### Task
Rewrite everything from the start of the rows below down to the line containing "- legend-label-b-5: YOLOv7+Chostv2+CBAM: [2095, 254, 2340, 277]", replacing "epoch" with "training epoch" and leaving everything else unchanged.

### Input records
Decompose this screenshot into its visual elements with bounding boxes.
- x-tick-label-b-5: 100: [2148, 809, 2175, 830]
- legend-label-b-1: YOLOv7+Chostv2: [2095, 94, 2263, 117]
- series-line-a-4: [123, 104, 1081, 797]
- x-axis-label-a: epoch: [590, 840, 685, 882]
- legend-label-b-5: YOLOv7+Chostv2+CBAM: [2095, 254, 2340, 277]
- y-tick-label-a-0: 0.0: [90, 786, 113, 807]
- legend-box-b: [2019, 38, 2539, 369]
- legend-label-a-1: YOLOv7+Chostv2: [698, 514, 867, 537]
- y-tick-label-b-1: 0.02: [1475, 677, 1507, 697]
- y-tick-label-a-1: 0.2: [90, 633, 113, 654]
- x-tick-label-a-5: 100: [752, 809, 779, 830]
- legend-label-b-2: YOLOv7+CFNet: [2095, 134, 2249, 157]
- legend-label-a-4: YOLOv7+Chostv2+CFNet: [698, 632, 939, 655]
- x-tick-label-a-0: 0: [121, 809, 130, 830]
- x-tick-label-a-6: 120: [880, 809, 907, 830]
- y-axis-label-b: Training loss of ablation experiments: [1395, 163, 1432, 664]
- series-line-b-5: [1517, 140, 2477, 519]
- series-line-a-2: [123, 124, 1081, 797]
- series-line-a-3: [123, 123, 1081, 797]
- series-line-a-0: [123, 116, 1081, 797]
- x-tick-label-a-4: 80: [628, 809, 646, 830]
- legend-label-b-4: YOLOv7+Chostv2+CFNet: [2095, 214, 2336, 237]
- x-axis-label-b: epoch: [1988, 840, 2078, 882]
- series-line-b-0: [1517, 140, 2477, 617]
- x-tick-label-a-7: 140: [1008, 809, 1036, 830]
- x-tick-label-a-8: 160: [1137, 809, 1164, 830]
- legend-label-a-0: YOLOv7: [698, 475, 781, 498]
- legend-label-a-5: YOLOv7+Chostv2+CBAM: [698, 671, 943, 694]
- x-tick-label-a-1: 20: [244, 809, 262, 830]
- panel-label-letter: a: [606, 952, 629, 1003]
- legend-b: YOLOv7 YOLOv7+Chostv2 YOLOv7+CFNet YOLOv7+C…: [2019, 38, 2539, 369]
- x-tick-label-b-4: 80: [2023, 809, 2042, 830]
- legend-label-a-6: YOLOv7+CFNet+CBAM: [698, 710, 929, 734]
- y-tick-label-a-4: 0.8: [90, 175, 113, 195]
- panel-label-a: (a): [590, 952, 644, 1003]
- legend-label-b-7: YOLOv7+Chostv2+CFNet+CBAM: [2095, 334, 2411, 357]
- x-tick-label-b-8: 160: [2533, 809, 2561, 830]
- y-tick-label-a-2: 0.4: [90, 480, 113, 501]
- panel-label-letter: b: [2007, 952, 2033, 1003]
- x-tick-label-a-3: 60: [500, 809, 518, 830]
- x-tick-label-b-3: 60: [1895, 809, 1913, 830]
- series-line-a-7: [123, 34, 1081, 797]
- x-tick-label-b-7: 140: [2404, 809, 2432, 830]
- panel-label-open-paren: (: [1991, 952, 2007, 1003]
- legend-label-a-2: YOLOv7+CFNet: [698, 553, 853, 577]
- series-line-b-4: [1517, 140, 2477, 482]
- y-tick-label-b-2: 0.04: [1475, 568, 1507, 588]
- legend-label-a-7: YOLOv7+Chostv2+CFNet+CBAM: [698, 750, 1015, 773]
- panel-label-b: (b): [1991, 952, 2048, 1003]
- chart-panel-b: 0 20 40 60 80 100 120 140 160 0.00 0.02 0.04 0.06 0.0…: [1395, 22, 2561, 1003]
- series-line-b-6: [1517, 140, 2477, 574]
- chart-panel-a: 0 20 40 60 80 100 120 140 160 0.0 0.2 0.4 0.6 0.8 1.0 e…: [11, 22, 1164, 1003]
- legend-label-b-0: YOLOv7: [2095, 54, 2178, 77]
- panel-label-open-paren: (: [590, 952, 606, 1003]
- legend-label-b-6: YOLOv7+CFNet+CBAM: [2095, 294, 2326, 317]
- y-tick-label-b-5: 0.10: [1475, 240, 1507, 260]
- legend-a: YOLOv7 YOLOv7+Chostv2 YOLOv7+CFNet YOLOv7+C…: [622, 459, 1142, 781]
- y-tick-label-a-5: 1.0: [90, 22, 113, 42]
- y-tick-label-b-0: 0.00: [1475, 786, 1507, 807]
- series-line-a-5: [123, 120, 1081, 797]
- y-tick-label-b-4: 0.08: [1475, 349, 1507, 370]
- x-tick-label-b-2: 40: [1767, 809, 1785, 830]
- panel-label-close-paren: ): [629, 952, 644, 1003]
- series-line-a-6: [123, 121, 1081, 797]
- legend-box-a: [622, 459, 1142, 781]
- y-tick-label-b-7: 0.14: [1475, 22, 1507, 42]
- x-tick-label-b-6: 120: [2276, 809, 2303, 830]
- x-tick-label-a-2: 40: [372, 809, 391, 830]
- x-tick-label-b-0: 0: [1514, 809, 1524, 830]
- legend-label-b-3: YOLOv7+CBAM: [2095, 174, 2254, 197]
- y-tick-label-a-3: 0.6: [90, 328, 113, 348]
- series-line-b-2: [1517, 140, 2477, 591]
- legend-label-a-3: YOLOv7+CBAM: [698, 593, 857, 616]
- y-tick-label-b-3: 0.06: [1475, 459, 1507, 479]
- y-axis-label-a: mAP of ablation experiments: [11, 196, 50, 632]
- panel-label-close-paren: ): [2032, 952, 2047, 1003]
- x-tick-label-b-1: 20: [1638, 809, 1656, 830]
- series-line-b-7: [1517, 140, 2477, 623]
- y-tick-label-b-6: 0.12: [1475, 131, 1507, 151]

### Written response
Decompose this screenshot into its visual elements with bounding boxes.
- x-tick-label-b-5: 100: [2148, 809, 2175, 830]
- legend-label-b-1: YOLOv7+Chostv2: [2095, 94, 2263, 117]
- series-line-a-4: [123, 104, 1081, 797]
- x-axis-label-a: training epoch: [590, 840, 685, 882]
- legend-label-b-5: YOLOv7+Chostv2+CBAM: [2095, 254, 2340, 277]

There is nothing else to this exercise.